### MATERIAL
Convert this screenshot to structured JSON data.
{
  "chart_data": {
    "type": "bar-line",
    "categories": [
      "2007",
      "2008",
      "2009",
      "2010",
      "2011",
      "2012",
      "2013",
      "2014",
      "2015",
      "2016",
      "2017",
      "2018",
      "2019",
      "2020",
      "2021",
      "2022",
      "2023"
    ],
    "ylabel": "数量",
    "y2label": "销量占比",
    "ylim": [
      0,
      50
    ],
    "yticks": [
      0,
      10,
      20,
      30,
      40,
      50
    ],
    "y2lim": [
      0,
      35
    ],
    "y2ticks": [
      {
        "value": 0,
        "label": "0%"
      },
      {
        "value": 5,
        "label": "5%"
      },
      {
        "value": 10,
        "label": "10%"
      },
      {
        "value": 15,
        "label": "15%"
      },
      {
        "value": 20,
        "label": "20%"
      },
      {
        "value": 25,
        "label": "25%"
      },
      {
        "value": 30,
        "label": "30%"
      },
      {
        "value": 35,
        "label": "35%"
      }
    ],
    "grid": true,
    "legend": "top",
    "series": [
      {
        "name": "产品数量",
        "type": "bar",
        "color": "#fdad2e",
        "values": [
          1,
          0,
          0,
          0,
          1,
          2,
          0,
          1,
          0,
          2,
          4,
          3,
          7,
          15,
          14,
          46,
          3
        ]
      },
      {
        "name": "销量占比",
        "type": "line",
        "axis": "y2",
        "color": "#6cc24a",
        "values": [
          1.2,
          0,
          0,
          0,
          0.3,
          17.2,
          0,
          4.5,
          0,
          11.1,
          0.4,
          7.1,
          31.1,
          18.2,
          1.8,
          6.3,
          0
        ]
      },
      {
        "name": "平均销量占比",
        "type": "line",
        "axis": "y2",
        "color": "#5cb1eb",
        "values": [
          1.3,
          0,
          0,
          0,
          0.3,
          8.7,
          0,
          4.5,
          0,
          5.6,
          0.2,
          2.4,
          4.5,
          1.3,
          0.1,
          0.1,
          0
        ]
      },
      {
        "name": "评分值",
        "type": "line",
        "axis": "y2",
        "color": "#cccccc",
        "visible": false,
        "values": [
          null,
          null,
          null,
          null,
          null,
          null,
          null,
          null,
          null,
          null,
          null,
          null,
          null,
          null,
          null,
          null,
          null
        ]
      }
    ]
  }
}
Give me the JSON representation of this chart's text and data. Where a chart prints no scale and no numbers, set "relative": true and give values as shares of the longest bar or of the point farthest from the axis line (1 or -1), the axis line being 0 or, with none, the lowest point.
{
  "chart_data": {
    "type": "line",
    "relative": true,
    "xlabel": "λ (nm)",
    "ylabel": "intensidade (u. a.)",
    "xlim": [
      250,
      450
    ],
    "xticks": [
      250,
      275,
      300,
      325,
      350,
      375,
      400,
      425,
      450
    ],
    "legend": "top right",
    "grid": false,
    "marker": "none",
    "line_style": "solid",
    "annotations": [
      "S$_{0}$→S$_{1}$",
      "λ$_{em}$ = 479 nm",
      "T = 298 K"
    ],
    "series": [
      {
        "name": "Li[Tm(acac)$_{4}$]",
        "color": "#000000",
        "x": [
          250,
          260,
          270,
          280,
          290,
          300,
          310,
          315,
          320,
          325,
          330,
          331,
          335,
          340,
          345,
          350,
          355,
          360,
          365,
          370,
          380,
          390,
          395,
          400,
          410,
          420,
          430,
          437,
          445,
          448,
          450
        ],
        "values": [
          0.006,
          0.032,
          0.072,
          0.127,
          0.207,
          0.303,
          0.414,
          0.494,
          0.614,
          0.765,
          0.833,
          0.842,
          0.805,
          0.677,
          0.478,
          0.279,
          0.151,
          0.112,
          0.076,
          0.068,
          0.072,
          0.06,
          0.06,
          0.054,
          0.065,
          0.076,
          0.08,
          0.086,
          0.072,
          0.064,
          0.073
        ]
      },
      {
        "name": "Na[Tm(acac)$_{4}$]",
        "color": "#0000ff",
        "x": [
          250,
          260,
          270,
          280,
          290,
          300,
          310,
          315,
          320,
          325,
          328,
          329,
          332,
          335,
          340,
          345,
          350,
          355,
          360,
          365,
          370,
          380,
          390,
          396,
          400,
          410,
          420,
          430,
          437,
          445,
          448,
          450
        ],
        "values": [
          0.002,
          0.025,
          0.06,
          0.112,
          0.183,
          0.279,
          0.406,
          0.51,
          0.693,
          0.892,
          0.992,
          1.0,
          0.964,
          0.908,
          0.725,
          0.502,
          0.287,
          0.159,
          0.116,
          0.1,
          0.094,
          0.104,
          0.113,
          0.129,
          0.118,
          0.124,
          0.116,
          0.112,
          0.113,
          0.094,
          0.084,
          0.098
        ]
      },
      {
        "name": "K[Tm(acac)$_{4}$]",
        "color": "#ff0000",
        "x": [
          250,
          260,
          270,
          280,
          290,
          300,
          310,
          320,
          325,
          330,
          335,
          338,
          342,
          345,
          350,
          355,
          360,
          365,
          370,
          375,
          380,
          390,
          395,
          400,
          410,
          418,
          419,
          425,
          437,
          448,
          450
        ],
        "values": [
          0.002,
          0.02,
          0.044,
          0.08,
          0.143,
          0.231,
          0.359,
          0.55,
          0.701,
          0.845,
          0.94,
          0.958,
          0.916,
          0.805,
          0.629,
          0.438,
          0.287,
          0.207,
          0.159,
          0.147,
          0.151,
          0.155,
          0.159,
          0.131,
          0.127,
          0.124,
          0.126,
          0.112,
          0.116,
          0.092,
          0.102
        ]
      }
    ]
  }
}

### THE TASK
Write the complete data out, exactly as above.

### ANSWER
Convert this screenshot to structured JSON data.
{
  "chart_data": {
    "type": "bar-line",
    "categories": [
      "2007",
      "2008",
      "2009",
      "2010",
      "2011",
      "2012",
      "2013",
      "2014",
      "2015",
      "2016",
      "2017",
      "2018",
      "2019",
      "2020",
      "2021",
      "2022",
      "2023"
    ],
    "ylabel": "数量",
    "y2label": "销量占比",
    "ylim": [
      0,
      50
    ],
    "yticks": [
      0,
      10,
      20,
      30,
      40,
      50
    ],
    "y2lim": [
      0,
      35
    ],
    "y2ticks": [
      {
        "value": 0,
        "label": "0%"
      },
      {
        "value": 5,
        "label": "5%"
      },
      {
        "value": 10,
        "label": "10%"
      },
      {
        "value": 15,
        "label": "15%"
      },
      {
        "value": 20,
        "label": "20%"
      },
      {
        "value": 25,
        "label": "25%"
      },
      {
        "value": 30,
        "label": "30%"
      },
      {
        "value": 35,
        "label": "35%"
      }
    ],
    "grid": true,
    "legend": "top",
    "series": [
      {
        "name": "产品数量",
        "type": "bar",
        "color": "#fdad2e",
        "values": [
          1,
          0,
          0,
          0,
          1,
          2,
          0,
          1,
          0,
          2,
          4,
          3,
          7,
          15,
          14,
          46,
          3
        ]
      },
      {
        "name": "销量占比",
        "type": "line",
        "axis": "y2",
        "color": "#6cc24a",
        "values": [
          1.2,
          0,
          0,
          0,
          0.3,
          17.2,
          0,
          4.5,
          0,
          11.1,
          0.4,
          7.1,
          31.1,
          18.2,
          1.8,
          6.3,
          0
        ]
      },
      {
        "name": "平均销量占比",
        "type": "line",
        "axis": "y2",
        "color": "#5cb1eb",
        "values": [
          1.3,
          0,
          0,
          0,
          0.3,
          8.7,
          0,
          4.5,
          0,
          5.6,
          0.2,
          2.4,
          4.5,
          1.3,
          0.1,
          0.1,
          0
        ]
      },
      {
        "name": "评分值",
        "type": "line",
        "axis": "y2",
        "color": "#cccccc",
        "visible": false,
        "values": [
          null,
          null,
          null,
          null,
          null,
          null,
          null,
          null,
          null,
          null,
          null,
          null,
          null,
          null,
          null,
          null,
          null
        ]
      }
    ]
  }
}
Give me the JSON representation of this chart's text and data. Where a chart prints no scale and no numbers, set "relative": true and give values as shares of the longest bar or of the point farthest from the axis line (1 or -1), the axis line being 0 or, with none, the lowest point.
{
  "chart_data": {
    "type": "line",
    "relative": true,
    "xlabel": "λ (nm)",
    "ylabel": "intensidade (u. a.)",
    "xlim": [
      250,
      450
    ],
    "xticks": [
      250,
      275,
      300,
      325,
      350,
      375,
      400,
      425,
      450
    ],
    "legend": "top right",
    "grid": false,
    "marker": "none",
    "line_style": "solid",
    "annotations": [
      "S$_{0}$→S$_{1}$",
      "λ$_{em}$ = 479 nm",
      "T = 298 K"
    ],
    "series": [
      {
        "name": "Li[Tm(acac)$_{4}$]",
        "color": "#000000",
        "x": [
          250,
          260,
          270,
          280,
          290,
          300,
          310,
          315,
          320,
          325,
          330,
          331,
          335,
          340,
          345,
          350,
          355,
          360,
          365,
          370,
          380,
          390,
          395,
          400,
          410,
          420,
          430,
          437,
          445,
          448,
          450
        ],
        "values": [
          0.006,
          0.032,
          0.072,
          0.127,
          0.207,
          0.303,
          0.414,
          0.494,
          0.614,
          0.765,
          0.833,
          0.842,
          0.805,
          0.677,
          0.478,
          0.279,
          0.151,
          0.112,
          0.076,
          0.068,
          0.072,
          0.06,
          0.06,
          0.054,
          0.065,
          0.076,
          0.08,
          0.086,
          0.072,
          0.064,
          0.073
        ]
      },
      {
        "name": "Na[Tm(acac)$_{4}$]",
        "color": "#0000ff",
        "x": [
          250,
          260,
          270,
          280,
          290,
          300,
          310,
          315,
          320,
          325,
          328,
          329,
          332,
          335,
          340,
          345,
          350,
          355,
          360,
          365,
          370,
          380,
          390,
          396,
          400,
          410,
          420,
          430,
          437,
          445,
          448,
          450
        ],
        "values": [
          0.002,
          0.025,
          0.06,
          0.112,
          0.183,
          0.279,
          0.406,
          0.51,
          0.693,
          0.892,
          0.992,
          1.0,
          0.964,
          0.908,
          0.725,
          0.502,
          0.287,
          0.159,
          0.116,
          0.1,
          0.094,
          0.104,
          0.113,
          0.129,
          0.118,
          0.124,
          0.116,
          0.112,
          0.113,
          0.094,
          0.084,
          0.098
        ]
      },
      {
        "name": "K[Tm(acac)$_{4}$]",
        "color": "#ff0000",
        "x": [
          250,
          260,
          270,
          280,
          290,
          300,
          310,
          320,
          325,
          330,
          335,
          338,
          342,
          345,
          350,
          355,
          360,
          365,
          370,
          375,
          380,
          390,
          395,
          400,
          410,
          418,
          419,
          425,
          437,
          448,
          450
        ],
        "values": [
          0.002,
          0.02,
          0.044,
          0.08,
          0.143,
          0.231,
          0.359,
          0.55,
          0.701,
          0.845,
          0.94,
          0.958,
          0.916,
          0.805,
          0.629,
          0.438,
          0.287,
          0.207,
          0.159,
          0.147,
          0.151,
          0.155,
          0.159,
          0.131,
          0.127,
          0.124,
          0.126,
          0.112,
          0.116,
          0.092,
          0.102
        ]
      }
    ]
  }
}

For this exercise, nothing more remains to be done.